▶ [PROVIDED RECORDS]:
********************

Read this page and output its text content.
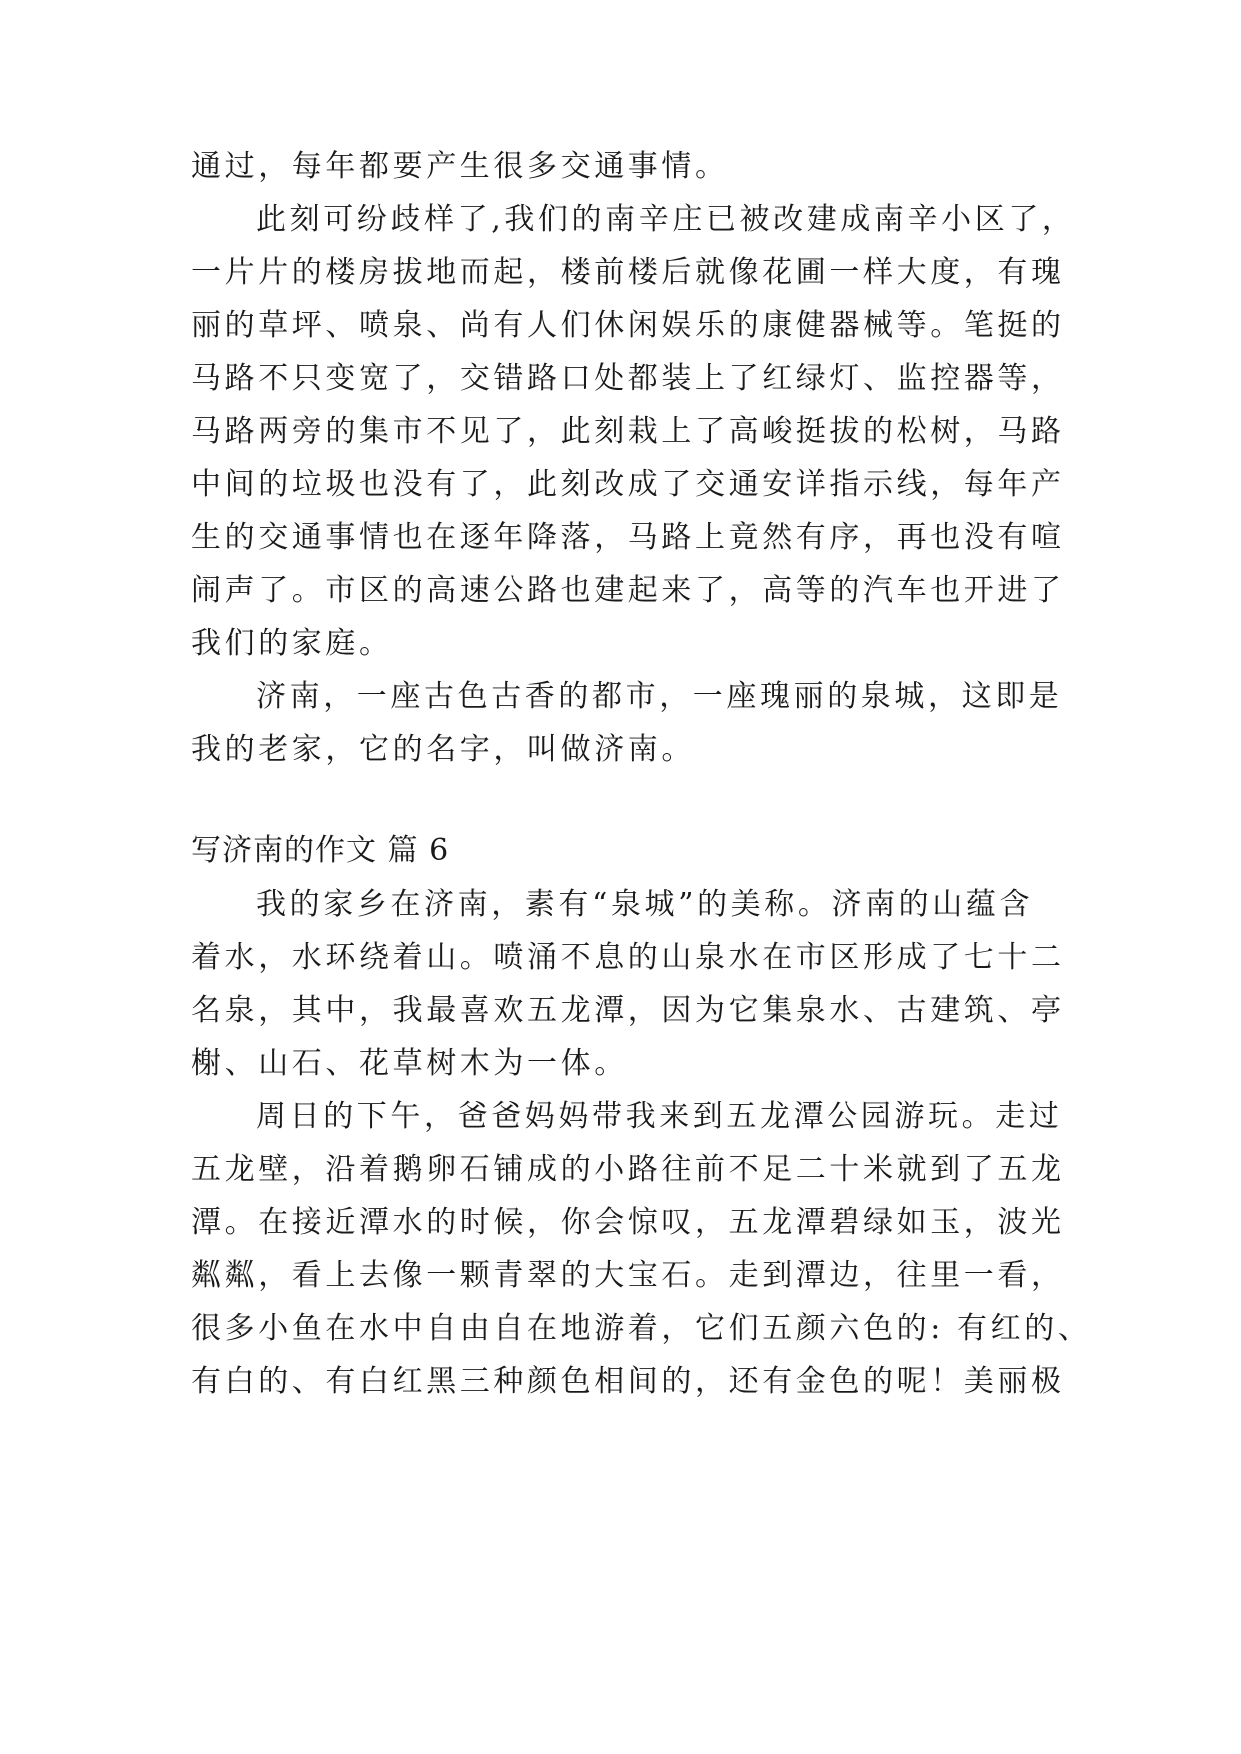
通过，每年都要产生很多交通事情。
此刻可纷歧样了,我们的南辛庄已被改建成南辛小区了，
一片片的楼房拔地而起，楼前楼后就像花圃一样大度，有瑰
丽的草坪、喷泉、尚有人们休闲娱乐的康健器械等。笔挺的
马路不只变宽了，交错路口处都装上了红绿灯、监控器等，
马路两旁的集市不见了，此刻栽上了高峻挺拔的松树，马路
中间的垃圾也没有了，此刻改成了交通安详指示线，每年产
生的交通事情也在逐年降落，马路上竟然有序，再也没有喧
闹声了。市区的高速公路也建起来了，高等的汽车也开进了
我们的家庭。
济南，一座古色古香的都市，一座瑰丽的泉城，这即是
我的老家，它的名字，叫做济南。
写济南的作文 篇 6
我的家乡在济南，素有“泉城”的美称。济南的山蕴含
着水，水环绕着山。喷涌不息的山泉水在市区形成了七十二
名泉，其中，我最喜欢五龙潭，因为它集泉水、古建筑、亭
榭、山石、花草树木为一体。
周日的下午，爸爸妈妈带我来到五龙潭公园游玩。走过
五龙壁，沿着鹅卵石铺成的小路往前不足二十米就到了五龙
潭。在接近潭水的时候，你会惊叹，五龙潭碧绿如玉，波光
粼粼，看上去像一颗青翠的大宝石。走到潭边，往里一看，
很多小鱼在水中自由自在地游着，它们五颜六色的: 有红的、
有白的、有白红黑三种颜色相间的，还有金色的呢！美丽极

********************

▶ [WHAT THE TASK REQUIRES]: Nothing in the entries above should change when they are printed again, except that the pictures are dropped.

▶ [THE OUTPUT]:
Read this page and output its text content.
通过，每年都要产生很多交通事情。
此刻可纷歧样了,我们的南辛庄已被改建成南辛小区了，
一片片的楼房拔地而起，楼前楼后就像花圃一样大度，有瑰
丽的草坪、喷泉、尚有人们休闲娱乐的康健器械等。笔挺的
马路不只变宽了，交错路口处都装上了红绿灯、监控器等，
马路两旁的集市不见了，此刻栽上了高峻挺拔的松树，马路
中间的垃圾也没有了，此刻改成了交通安详指示线，每年产
生的交通事情也在逐年降落，马路上竟然有序，再也没有喧
闹声了。市区的高速公路也建起来了，高等的汽车也开进了
我们的家庭。
济南，一座古色古香的都市，一座瑰丽的泉城，这即是
我的老家，它的名字，叫做济南。
写济南的作文 篇 6
我的家乡在济南，素有“泉城”的美称。济南的山蕴含
着水，水环绕着山。喷涌不息的山泉水在市区形成了七十二
名泉，其中，我最喜欢五龙潭，因为它集泉水、古建筑、亭
榭、山石、花草树木为一体。
周日的下午，爸爸妈妈带我来到五龙潭公园游玩。走过
五龙壁，沿着鹅卵石铺成的小路往前不足二十米就到了五龙
潭。在接近潭水的时候，你会惊叹，五龙潭碧绿如玉，波光
粼粼，看上去像一颗青翠的大宝石。走到潭边，往里一看，
很多小鱼在水中自由自在地游着，它们五颜六色的: 有红的、
有白的、有白红黑三种颜色相间的，还有金色的呢！美丽极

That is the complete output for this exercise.